┌─ Exercise inputs
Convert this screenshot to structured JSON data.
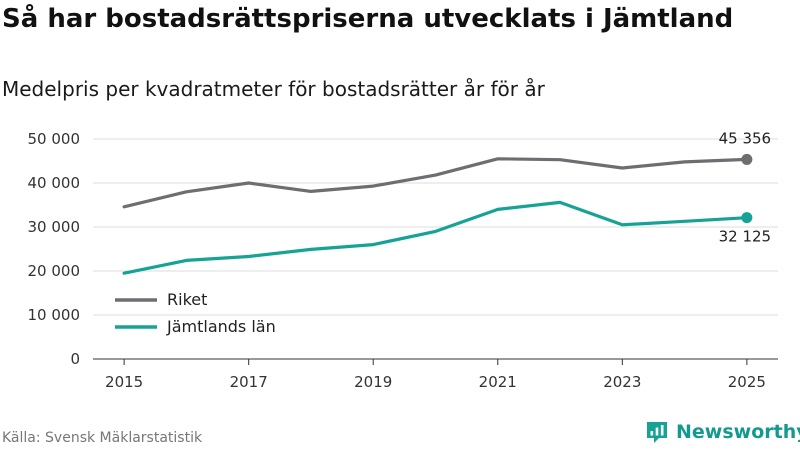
{
  "title": "Så har bostadsrättspriserna utvecklats i Jämtland",
  "subtitle": "Medelpris per kvadratmeter för bostadsrätter år för år",
  "source": "Källa: Svensk Mäklarstatistik",
  "brand": {
    "name": "Newsworthy",
    "icon": "newsworthy-logo-icon"
  },
  "colors": {
    "riket": "#6e6d72",
    "jamtland": "#16a396",
    "grid": "#dddddd",
    "axis": "#333333"
  },
  "chart_data": {
    "type": "line",
    "x": [
      2015,
      2016,
      2017,
      2018,
      2019,
      2020,
      2021,
      2022,
      2023,
      2024,
      2025
    ],
    "x_tick_values": [
      2015,
      2017,
      2019,
      2021,
      2023,
      2025
    ],
    "x_tick_labels": [
      "2015",
      "2017",
      "2019",
      "2021",
      "2023",
      "2025"
    ],
    "y_tick_values": [
      0,
      10000,
      20000,
      30000,
      40000,
      50000
    ],
    "y_tick_labels": [
      "0",
      "10 000",
      "20 000",
      "30 000",
      "40 000",
      "50 000"
    ],
    "ylim": [
      0,
      50000
    ],
    "xlim": [
      2014.5,
      2025.5
    ],
    "grid": true,
    "legend_position": "bottom-left",
    "series": [
      {
        "name": "Riket",
        "color_key": "riket",
        "values": [
          34600,
          38000,
          40000,
          38100,
          39300,
          41800,
          45500,
          45300,
          43400,
          44800,
          45356
        ],
        "end_label": "45 356",
        "end_label_position": "above"
      },
      {
        "name": "Jämtlands län",
        "color_key": "jamtland",
        "values": [
          19500,
          22400,
          23300,
          24900,
          26000,
          29000,
          34000,
          35600,
          30500,
          31300,
          32125
        ],
        "end_label": "32 125",
        "end_label_position": "below"
      }
    ]
  }
}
└─
*What needs to be done*
Write the records out again in full, exactly, and skip every picture.

*Complete answer*
Convert this screenshot to structured JSON data.
{
  "title": "Så har bostadsrättspriserna utvecklats i Jämtland",
  "subtitle": "Medelpris per kvadratmeter för bostadsrätter år för år",
  "source": "Källa: Svensk Mäklarstatistik",
  "brand": {
    "name": "Newsworthy",
    "icon": "newsworthy-logo-icon"
  },
  "colors": {
    "riket": "#6e6d72",
    "jamtland": "#16a396",
    "grid": "#dddddd",
    "axis": "#333333"
  },
  "chart_data": {
    "type": "line",
    "x": [
      2015,
      2016,
      2017,
      2018,
      2019,
      2020,
      2021,
      2022,
      2023,
      2024,
      2025
    ],
    "x_tick_values": [
      2015,
      2017,
      2019,
      2021,
      2023,
      2025
    ],
    "x_tick_labels": [
      "2015",
      "2017",
      "2019",
      "2021",
      "2023",
      "2025"
    ],
    "y_tick_values": [
      0,
      10000,
      20000,
      30000,
      40000,
      50000
    ],
    "y_tick_labels": [
      "0",
      "10 000",
      "20 000",
      "30 000",
      "40 000",
      "50 000"
    ],
    "ylim": [
      0,
      50000
    ],
    "xlim": [
      2014.5,
      2025.5
    ],
    "grid": true,
    "legend_position": "bottom-left",
    "series": [
      {
        "name": "Riket",
        "color_key": "riket",
        "values": [
          34600,
          38000,
          40000,
          38100,
          39300,
          41800,
          45500,
          45300,
          43400,
          44800,
          45356
        ],
        "end_label": "45 356",
        "end_label_position": "above"
      },
      {
        "name": "Jämtlands län",
        "color_key": "jamtland",
        "values": [
          19500,
          22400,
          23300,
          24900,
          26000,
          29000,
          34000,
          35600,
          30500,
          31300,
          32125
        ],
        "end_label": "32 125",
        "end_label_position": "below"
      }
    ]
  }
}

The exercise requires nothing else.